__Records to use__.
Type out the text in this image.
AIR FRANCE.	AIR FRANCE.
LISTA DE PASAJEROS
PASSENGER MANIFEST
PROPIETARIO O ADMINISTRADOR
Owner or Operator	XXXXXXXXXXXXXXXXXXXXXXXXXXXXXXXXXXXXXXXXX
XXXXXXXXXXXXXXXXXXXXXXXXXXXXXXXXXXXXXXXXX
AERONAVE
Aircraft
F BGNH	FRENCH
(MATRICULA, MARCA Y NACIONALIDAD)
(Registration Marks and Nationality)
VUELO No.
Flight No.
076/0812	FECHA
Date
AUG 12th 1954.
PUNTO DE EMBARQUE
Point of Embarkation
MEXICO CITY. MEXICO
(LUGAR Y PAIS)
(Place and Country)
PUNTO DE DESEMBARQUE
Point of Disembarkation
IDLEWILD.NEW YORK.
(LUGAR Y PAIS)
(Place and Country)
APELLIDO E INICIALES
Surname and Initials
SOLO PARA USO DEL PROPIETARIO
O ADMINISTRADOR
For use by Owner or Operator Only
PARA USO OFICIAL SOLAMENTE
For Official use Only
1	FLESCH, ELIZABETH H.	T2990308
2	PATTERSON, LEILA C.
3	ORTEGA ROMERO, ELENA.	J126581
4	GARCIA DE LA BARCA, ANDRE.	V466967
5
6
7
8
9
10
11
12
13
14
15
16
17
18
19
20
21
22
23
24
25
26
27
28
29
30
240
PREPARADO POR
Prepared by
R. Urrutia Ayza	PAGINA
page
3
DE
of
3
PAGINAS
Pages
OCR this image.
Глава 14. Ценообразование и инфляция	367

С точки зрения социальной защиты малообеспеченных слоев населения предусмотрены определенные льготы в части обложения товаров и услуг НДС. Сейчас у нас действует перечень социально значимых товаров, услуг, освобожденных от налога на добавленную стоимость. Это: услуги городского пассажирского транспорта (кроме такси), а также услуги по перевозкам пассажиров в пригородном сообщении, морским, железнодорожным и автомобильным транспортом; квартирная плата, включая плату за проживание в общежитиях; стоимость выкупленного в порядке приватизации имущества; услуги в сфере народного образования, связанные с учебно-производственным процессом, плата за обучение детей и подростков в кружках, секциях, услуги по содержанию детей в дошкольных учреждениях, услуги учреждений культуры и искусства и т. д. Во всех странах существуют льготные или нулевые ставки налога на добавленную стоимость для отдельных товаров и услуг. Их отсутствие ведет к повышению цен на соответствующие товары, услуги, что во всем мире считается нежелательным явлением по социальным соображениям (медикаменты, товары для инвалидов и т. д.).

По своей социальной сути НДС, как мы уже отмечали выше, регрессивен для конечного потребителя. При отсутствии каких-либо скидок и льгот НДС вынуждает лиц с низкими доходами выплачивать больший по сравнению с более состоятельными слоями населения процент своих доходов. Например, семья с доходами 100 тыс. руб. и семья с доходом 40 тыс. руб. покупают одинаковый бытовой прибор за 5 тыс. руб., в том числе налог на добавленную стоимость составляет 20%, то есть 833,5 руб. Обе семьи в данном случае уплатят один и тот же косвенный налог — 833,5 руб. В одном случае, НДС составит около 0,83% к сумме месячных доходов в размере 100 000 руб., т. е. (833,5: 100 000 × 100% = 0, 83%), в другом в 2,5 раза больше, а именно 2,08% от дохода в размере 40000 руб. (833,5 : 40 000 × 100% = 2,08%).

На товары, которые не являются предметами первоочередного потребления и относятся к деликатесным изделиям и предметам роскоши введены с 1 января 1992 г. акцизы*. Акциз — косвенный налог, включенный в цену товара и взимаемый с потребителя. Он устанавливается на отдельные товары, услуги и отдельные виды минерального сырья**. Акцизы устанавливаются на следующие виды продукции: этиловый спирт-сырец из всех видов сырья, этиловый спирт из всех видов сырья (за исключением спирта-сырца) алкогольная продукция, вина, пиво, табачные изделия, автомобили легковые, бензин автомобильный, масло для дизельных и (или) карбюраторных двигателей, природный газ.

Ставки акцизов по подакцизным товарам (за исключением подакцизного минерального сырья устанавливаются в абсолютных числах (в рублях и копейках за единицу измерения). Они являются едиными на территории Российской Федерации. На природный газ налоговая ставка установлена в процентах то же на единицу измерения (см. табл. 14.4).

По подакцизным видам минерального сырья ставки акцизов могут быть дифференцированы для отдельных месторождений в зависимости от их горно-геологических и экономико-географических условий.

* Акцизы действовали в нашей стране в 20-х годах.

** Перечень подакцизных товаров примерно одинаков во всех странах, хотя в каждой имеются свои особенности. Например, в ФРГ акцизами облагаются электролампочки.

__Do this__.
Scan the data above; copy every line where "image" appears.

__Exercise answer__.
Type out the text in this image.
OCR this image.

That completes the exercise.